Using the entries that follow, count the lines containing the word "JSON" and give that number by itself.

--- Start DATA FOR THIS EXERCISE ---

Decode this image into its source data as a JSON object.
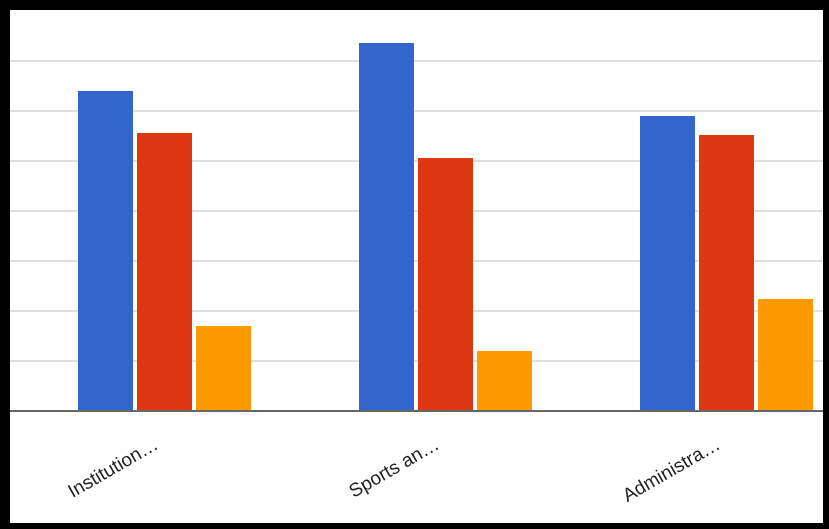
{
  "colors": {
    "series": [
      "#3366cc",
      "#dc3912",
      "#ff9900"
    ],
    "grid": "#e0e0e0",
    "axis": "#666666"
  },
  "chart_data": {
    "type": "bar",
    "categories": [
      "Institution…",
      "Sports an…",
      "Administra…"
    ],
    "series": [
      {
        "values": [
          32,
          36.8,
          29.5
        ]
      },
      {
        "values": [
          27.8,
          25.3,
          27.6
        ]
      },
      {
        "values": [
          8.5,
          6,
          11.2
        ]
      }
    ],
    "ylim": [
      0,
      40
    ],
    "grid_step": 5,
    "grid": true,
    "legend": "none"
  }
}
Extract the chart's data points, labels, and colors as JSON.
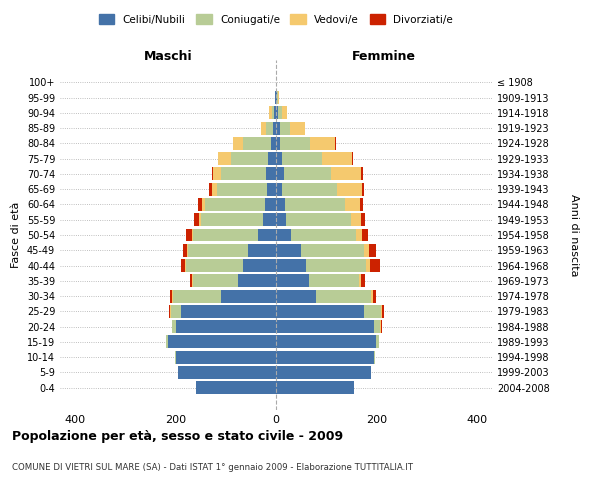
{
  "age_groups": [
    "0-4",
    "5-9",
    "10-14",
    "15-19",
    "20-24",
    "25-29",
    "30-34",
    "35-39",
    "40-44",
    "45-49",
    "50-54",
    "55-59",
    "60-64",
    "65-69",
    "70-74",
    "75-79",
    "80-84",
    "85-89",
    "90-94",
    "95-99",
    "100+"
  ],
  "birth_years": [
    "2004-2008",
    "1999-2003",
    "1994-1998",
    "1989-1993",
    "1984-1988",
    "1979-1983",
    "1974-1978",
    "1969-1973",
    "1964-1968",
    "1959-1963",
    "1954-1958",
    "1949-1953",
    "1944-1948",
    "1939-1943",
    "1934-1938",
    "1929-1933",
    "1924-1928",
    "1919-1923",
    "1914-1918",
    "1909-1913",
    "≤ 1908"
  ],
  "maschi": {
    "celibi": [
      160,
      195,
      200,
      215,
      200,
      190,
      110,
      75,
      65,
      55,
      35,
      25,
      22,
      18,
      20,
      15,
      10,
      5,
      3,
      2,
      0
    ],
    "coniugati": [
      0,
      0,
      2,
      4,
      8,
      20,
      95,
      90,
      115,
      120,
      130,
      125,
      120,
      100,
      90,
      75,
      55,
      15,
      5,
      0,
      0
    ],
    "vedovi": [
      0,
      0,
      0,
      0,
      0,
      2,
      2,
      2,
      2,
      2,
      3,
      3,
      5,
      10,
      15,
      25,
      20,
      10,
      5,
      0,
      0
    ],
    "divorziati": [
      0,
      0,
      0,
      0,
      0,
      2,
      4,
      5,
      8,
      8,
      12,
      10,
      8,
      5,
      2,
      0,
      0,
      0,
      0,
      0,
      0
    ]
  },
  "femmine": {
    "nubili": [
      155,
      190,
      195,
      200,
      195,
      175,
      80,
      65,
      60,
      50,
      30,
      20,
      18,
      12,
      15,
      12,
      8,
      8,
      3,
      2,
      0
    ],
    "coniugate": [
      0,
      0,
      2,
      5,
      12,
      35,
      110,
      100,
      120,
      125,
      130,
      130,
      120,
      110,
      95,
      80,
      60,
      20,
      8,
      2,
      0
    ],
    "vedove": [
      0,
      0,
      0,
      0,
      2,
      2,
      4,
      5,
      8,
      10,
      12,
      20,
      30,
      50,
      60,
      60,
      50,
      30,
      10,
      2,
      0
    ],
    "divorziate": [
      0,
      0,
      0,
      0,
      2,
      3,
      5,
      8,
      20,
      15,
      12,
      8,
      5,
      3,
      3,
      2,
      2,
      0,
      0,
      0,
      0
    ]
  },
  "colors": {
    "celibi": "#4472a8",
    "coniugati": "#b8cc96",
    "vedovi": "#f5c96e",
    "divorziati": "#cc2200"
  },
  "xlim": 430,
  "title": "Popolazione per età, sesso e stato civile - 2009",
  "subtitle": "COMUNE DI VIETRI SUL MARE (SA) - Dati ISTAT 1° gennaio 2009 - Elaborazione TUTTITALIA.IT",
  "ylabel": "Fasce di età",
  "ylabel_right": "Anni di nascita",
  "xlabel_maschi": "Maschi",
  "xlabel_femmine": "Femmine"
}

--- End DATA FOR THIS EXERCISE ---

ANSWER TO THE EXERCISE — 2